| Required task 1 |
In the forum thread about singers, what does Antimatter say Spencer needs to do?
| Required task 2 |
Carry on the forum thread about singers past its last post.
--- begin Selected text ---
LOGfanforever90 said:


> Spencer is easily more talented than the guys you posted as best.
> 
> Best:
> Freddie Mercury
> ...



To me, Spencer has no power or originality in his voice. He's also a kind of bad front man on stage-- something that probably everyone in my list with the exception of Jesse Lacey has had down for years.


----------



## Daemoniac (Nov 4, 2010)

Demoniac said:


> *Best:*
> - *Trent Reznor (NIN)*; Interesting and instantly recognisable vocals that are filled with more than enough venom for his music.
> *- Eric Powell (16Volt)*;  Great vocal style, great melodies and really "haunting" in a way.
> *- Free Domininguez (Kidneythieves)*; Not sure just how talented she is, but i've always _loved_ her vocal style. It fits the music so well.
> ...



Had to add/change some stuff


----------



## Antimatter (Nov 4, 2010)

My opinion on Spencer is that he is a great vocalist, he has potential, but he has not found his niche. He needs to experiment more with how different vocal styles work with the music of Periphery. He will only get better with time


----------



## Womb-Vision (Nov 5, 2010)

Off the top of my head, Joe Horvath from CODC, Jon Chang from Discordance Axis and probabbbllly danny from Malignancy.


----------



## Womb-Vision (Nov 5, 2010)

WOOPS! I thought this was a ''Best vocalists'' thread.


----------



## Duke318 (Nov 5, 2010)

Gonna have to disagree with you on Wayne Static. I think he's one of the few vocalists who actually sounds original.
--- end Selected text ---
--- begin Material supplied ---
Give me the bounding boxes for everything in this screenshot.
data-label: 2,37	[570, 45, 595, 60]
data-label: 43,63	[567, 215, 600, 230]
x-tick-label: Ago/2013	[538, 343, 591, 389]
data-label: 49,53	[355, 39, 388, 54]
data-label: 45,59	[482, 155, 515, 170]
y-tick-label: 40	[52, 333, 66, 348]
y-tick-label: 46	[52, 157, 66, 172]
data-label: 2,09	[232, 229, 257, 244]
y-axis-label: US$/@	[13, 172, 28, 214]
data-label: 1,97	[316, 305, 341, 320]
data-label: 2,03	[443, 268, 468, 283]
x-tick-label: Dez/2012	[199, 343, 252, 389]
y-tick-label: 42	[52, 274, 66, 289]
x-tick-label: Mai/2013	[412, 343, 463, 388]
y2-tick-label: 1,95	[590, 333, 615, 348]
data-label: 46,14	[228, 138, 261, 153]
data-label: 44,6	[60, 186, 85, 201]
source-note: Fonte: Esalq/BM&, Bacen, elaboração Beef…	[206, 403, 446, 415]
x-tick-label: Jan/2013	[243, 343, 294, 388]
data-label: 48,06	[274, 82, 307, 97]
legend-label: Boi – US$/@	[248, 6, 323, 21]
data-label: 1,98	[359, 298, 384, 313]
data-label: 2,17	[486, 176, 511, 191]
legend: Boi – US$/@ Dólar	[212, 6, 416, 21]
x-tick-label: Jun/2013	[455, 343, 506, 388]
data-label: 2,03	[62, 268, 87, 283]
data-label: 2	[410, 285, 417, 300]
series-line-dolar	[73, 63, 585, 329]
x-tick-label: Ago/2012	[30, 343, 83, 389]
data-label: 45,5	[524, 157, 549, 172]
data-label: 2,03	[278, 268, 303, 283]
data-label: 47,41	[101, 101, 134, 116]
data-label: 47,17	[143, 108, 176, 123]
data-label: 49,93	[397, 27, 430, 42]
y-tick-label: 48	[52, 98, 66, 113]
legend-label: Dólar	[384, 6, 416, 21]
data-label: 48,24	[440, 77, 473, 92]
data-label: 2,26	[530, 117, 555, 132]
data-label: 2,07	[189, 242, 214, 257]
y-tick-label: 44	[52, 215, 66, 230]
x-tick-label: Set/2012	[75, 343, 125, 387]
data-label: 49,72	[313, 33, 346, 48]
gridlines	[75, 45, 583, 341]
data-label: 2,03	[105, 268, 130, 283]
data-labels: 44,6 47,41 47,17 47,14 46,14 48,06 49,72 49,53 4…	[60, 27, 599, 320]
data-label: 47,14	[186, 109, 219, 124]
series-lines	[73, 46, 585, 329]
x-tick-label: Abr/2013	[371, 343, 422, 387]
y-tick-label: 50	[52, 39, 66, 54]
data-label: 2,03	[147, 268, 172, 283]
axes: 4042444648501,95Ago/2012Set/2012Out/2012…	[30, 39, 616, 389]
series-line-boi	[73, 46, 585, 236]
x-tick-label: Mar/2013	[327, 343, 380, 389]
--- end Material supplied ---
| Task answer 1 |
Experiment more with how different vocal styles work with the music of Periphery.

| Task answer 2 |
----------



## Prydogga (Nov 5, 2010)

Best Singers: 
Dan Tompkins
Casey Sabol
Spencer Sotelo (Now that he's got those fierce growls.)
Mikee Goodman 
Justin Hill
Chris Cornell
Devin Townsend
Jeff Buckley
Chris Barretto
Randy Blythe
Mikael Arkerfeldt 

Worst singers:
Oli Sykes (Almost all other guys that don't scream properly)
David Lee Roth


----------



## LOGfanforever90 (Nov 5, 2010)

Necris said:


> Getting up in arms about someone elses opinion is how these threads go downhill fast.



Just stating my opinion mate. Didn't attack him personally or get upset, although the latter is hard to show through text.

Also I've seen Spencer live, and trust me he has plenty of power behind his voice. Still wouldn't rate him with the best, though.


----------



## Thrashmanzac (Nov 5, 2010)

best: devin townsend
worst: who cares, maybe dave mustaine imo


----------



## RaceCar (Nov 5, 2010)

Best (IMO)
1. Chino Moreno - Deftones. He will always be my #1, his style and tone perfectly suits the style of music that is the Deftones. And his scream (circa 97-2001) is (imo) perfection.
2. Tommy Giles Rogers - Between the Buried and Me. Love his scream, love his singing tone, has CRAZY range, and can imitate VERY well, just listen to the cover album.
3. The singer from Chimaira - one of the best screams in metal, even though they suck now and haven't put out anything original in years.
4. Dallas Green - City & Color - okay, not exactly metal, but his singing voice is smooth as butta.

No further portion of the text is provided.